Directive: The listing below is to be output in its exact form.

Stored items:
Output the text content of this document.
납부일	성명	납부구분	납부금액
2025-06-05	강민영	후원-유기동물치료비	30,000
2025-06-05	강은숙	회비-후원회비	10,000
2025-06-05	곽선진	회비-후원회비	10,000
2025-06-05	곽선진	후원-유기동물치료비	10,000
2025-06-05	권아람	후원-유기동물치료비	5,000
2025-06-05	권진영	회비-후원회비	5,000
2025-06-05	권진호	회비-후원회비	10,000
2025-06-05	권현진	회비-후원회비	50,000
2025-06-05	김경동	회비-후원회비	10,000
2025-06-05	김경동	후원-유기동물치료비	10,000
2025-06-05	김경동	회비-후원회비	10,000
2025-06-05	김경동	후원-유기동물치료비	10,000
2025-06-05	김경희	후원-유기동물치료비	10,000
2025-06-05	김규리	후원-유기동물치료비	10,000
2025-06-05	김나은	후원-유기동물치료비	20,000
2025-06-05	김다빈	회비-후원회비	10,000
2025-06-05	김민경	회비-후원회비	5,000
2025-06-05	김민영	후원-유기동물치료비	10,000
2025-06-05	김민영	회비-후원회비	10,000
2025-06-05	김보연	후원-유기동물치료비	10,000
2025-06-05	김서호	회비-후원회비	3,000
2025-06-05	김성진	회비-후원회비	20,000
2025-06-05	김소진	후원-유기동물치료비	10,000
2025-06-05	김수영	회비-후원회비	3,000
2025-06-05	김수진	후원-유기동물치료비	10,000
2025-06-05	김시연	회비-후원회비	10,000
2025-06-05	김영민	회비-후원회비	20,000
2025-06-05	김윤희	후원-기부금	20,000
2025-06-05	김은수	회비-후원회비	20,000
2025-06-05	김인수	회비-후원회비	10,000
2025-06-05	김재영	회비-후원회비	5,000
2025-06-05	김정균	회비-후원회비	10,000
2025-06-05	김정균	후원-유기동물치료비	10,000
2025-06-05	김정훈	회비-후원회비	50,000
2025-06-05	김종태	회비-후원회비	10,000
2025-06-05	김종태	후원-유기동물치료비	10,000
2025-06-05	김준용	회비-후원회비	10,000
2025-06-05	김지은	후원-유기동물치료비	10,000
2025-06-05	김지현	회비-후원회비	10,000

Answer to the task:
Output the text content of this document.
납부일	성명	납부구분	납부금액
2025-06-05	강민영	후원-유기동물치료비	30,000
2025-06-05	강은숙	회비-후원회비	10,000
2025-06-05	곽선진	회비-후원회비	10,000
2025-06-05	곽선진	후원-유기동물치료비	10,000
2025-06-05	권아람	후원-유기동물치료비	5,000
2025-06-05	권진영	회비-후원회비	5,000
2025-06-05	권진호	회비-후원회비	10,000
2025-06-05	권현진	회비-후원회비	50,000
2025-06-05	김경동	회비-후원회비	10,000
2025-06-05	김경동	후원-유기동물치료비	10,000
2025-06-05	김경동	회비-후원회비	10,000
2025-06-05	김경동	후원-유기동물치료비	10,000
2025-06-05	김경희	후원-유기동물치료비	10,000
2025-06-05	김규리	후원-유기동물치료비	10,000
2025-06-05	김나은	후원-유기동물치료비	20,000
2025-06-05	김다빈	회비-후원회비	10,000
2025-06-05	김민경	회비-후원회비	5,000
2025-06-05	김민영	후원-유기동물치료비	10,000
2025-06-05	김민영	회비-후원회비	10,000
2025-06-05	김보연	후원-유기동물치료비	10,000
2025-06-05	김서호	회비-후원회비	3,000
2025-06-05	김성진	회비-후원회비	20,000
2025-06-05	김소진	후원-유기동물치료비	10,000
2025-06-05	김수영	회비-후원회비	3,000
2025-06-05	김수진	후원-유기동물치료비	10,000
2025-06-05	김시연	회비-후원회비	10,000
2025-06-05	김영민	회비-후원회비	20,000
2025-06-05	김윤희	후원-기부금	20,000
2025-06-05	김은수	회비-후원회비	20,000
2025-06-05	김인수	회비-후원회비	10,000
2025-06-05	김재영	회비-후원회비	5,000
2025-06-05	김정균	회비-후원회비	10,000
2025-06-05	김정균	후원-유기동물치료비	10,000
2025-06-05	김정훈	회비-후원회비	50,000
2025-06-05	김종태	회비-후원회비	10,000
2025-06-05	김종태	후원-유기동물치료비	10,000
2025-06-05	김준용	회비-후원회비	10,000
2025-06-05	김지은	후원-유기동물치료비	10,000
2025-06-05	김지현	회비-후원회비	10,000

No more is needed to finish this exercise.